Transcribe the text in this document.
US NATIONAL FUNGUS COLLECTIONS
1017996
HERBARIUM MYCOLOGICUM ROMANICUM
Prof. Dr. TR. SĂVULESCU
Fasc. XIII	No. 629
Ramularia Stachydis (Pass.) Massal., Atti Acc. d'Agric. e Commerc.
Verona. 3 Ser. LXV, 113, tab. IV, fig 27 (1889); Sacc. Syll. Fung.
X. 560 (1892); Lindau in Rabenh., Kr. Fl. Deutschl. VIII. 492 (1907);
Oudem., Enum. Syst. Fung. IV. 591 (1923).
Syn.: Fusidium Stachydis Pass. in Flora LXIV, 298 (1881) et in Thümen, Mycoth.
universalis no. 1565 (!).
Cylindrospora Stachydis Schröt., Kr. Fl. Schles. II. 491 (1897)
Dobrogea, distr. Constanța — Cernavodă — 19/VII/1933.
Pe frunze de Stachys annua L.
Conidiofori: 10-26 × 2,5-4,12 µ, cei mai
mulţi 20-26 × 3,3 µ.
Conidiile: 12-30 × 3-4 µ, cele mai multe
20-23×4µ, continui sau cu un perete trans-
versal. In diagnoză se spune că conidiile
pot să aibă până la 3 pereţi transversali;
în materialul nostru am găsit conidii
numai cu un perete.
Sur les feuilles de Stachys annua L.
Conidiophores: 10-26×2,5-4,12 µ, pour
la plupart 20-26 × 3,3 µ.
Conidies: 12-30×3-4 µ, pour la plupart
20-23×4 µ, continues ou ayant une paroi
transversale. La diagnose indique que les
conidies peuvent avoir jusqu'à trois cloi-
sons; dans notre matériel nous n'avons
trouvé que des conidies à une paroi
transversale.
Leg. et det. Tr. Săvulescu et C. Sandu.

+ + + + +

**WHAT YOU WILL DO**. Your task is to retype all of the records exactly.

**RESULT**.
Transcribe the text in this document.
US NATIONAL FUNGUS COLLECTIONS
1017996
HERBARIUM MYCOLOGICUM ROMANICUM
Prof. Dr. TR. SĂVULESCU
Fasc. XIII	No. 629
Ramularia Stachydis (Pass.) Massal., Atti Acc. d'Agric. e Commerc.
Verona. 3 Ser. LXV, 113, tab. IV, fig 27 (1889); Sacc. Syll. Fung.
X. 560 (1892); Lindau in Rabenh., Kr. Fl. Deutschl. VIII. 492 (1907);
Oudem., Enum. Syst. Fung. IV. 591 (1923).
Syn.: Fusidium Stachydis Pass. in Flora LXIV, 298 (1881) et in Thümen, Mycoth.
universalis no. 1565 (!).
Cylindrospora Stachydis Schröt., Kr. Fl. Schles. II. 491 (1897)
Dobrogea, distr. Constanța — Cernavodă — 19/VII/1933.
Pe frunze de Stachys annua L.
Conidiofori: 10-26 × 2,5-4,12 µ, cei mai
mulţi 20-26 × 3,3 µ.
Conidiile: 12-30 × 3-4 µ, cele mai multe
20-23×4µ, continui sau cu un perete trans-
versal. In diagnoză se spune că conidiile
pot să aibă până la 3 pereţi transversali;
în materialul nostru am găsit conidii
numai cu un perete.
Sur les feuilles de Stachys annua L.
Conidiophores: 10-26×2,5-4,12 µ, pour
la plupart 20-26 × 3,3 µ.
Conidies: 12-30×3-4 µ, pour la plupart
20-23×4 µ, continues ou ayant une paroi
transversale. La diagnose indique que les
conidies peuvent avoir jusqu'à trois cloi-
sons; dans notre matériel nous n'avons
trouvé que des conidies à une paroi
transversale.
Leg. et det. Tr. Săvulescu et C. Sandu.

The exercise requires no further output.